_TASK STATEMENT_
Each line below either holds the string "color" or doesn't. Count those that do and give only the number.

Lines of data
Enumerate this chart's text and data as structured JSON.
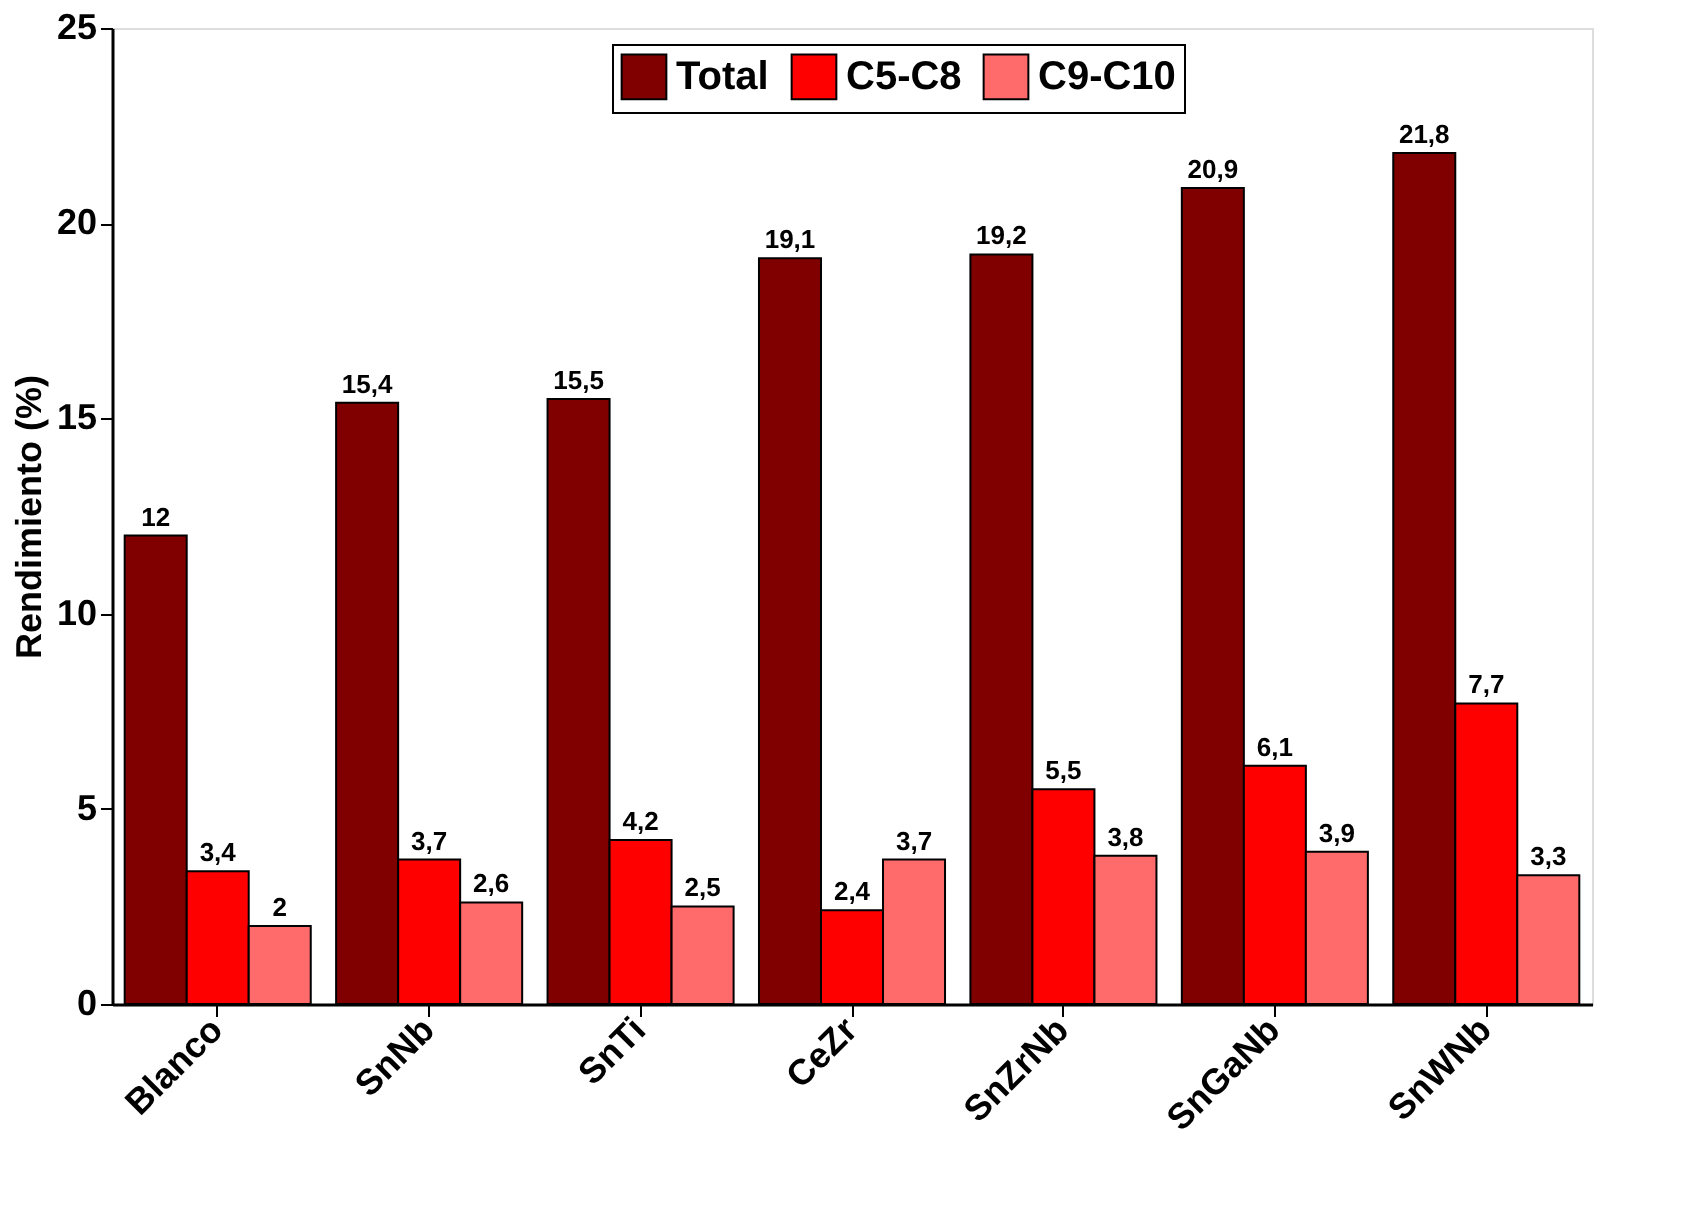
{
  "chart_data": {
    "type": "bar",
    "ylabel": "Rendimiento (%)",
    "categories": [
      "Blanco",
      "SnNb",
      "SnTi",
      "CeZr",
      "SnZrNb",
      "SnGaNb",
      "SnWNb"
    ],
    "series": [
      {
        "name": "Total",
        "color": "#800000",
        "values": [
          12,
          15.4,
          15.5,
          19.1,
          19.2,
          20.9,
          21.8
        ],
        "value_labels": [
          "12",
          "15,4",
          "15,5",
          "19,1",
          "19,2",
          "20,9",
          "21,8"
        ]
      },
      {
        "name": "C5-C8",
        "color": "#ff0000",
        "values": [
          3.4,
          3.7,
          4.2,
          2.4,
          5.5,
          6.1,
          7.7
        ],
        "value_labels": [
          "3,4",
          "3,7",
          "4,2",
          "2,4",
          "5,5",
          "6,1",
          "7,7"
        ]
      },
      {
        "name": "C9-C10",
        "color": "#ff6a6a",
        "values": [
          2,
          2.6,
          2.5,
          3.7,
          3.8,
          3.9,
          3.3
        ],
        "value_labels": [
          "2",
          "2,6",
          "2,5",
          "3,7",
          "3,8",
          "3,9",
          "3,3"
        ]
      }
    ],
    "ylim": [
      0,
      25
    ],
    "yticks": [
      0,
      5,
      10,
      15,
      20,
      25
    ],
    "grid": false,
    "legend": "top"
  }
}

_SOLVED EXERCISE_
3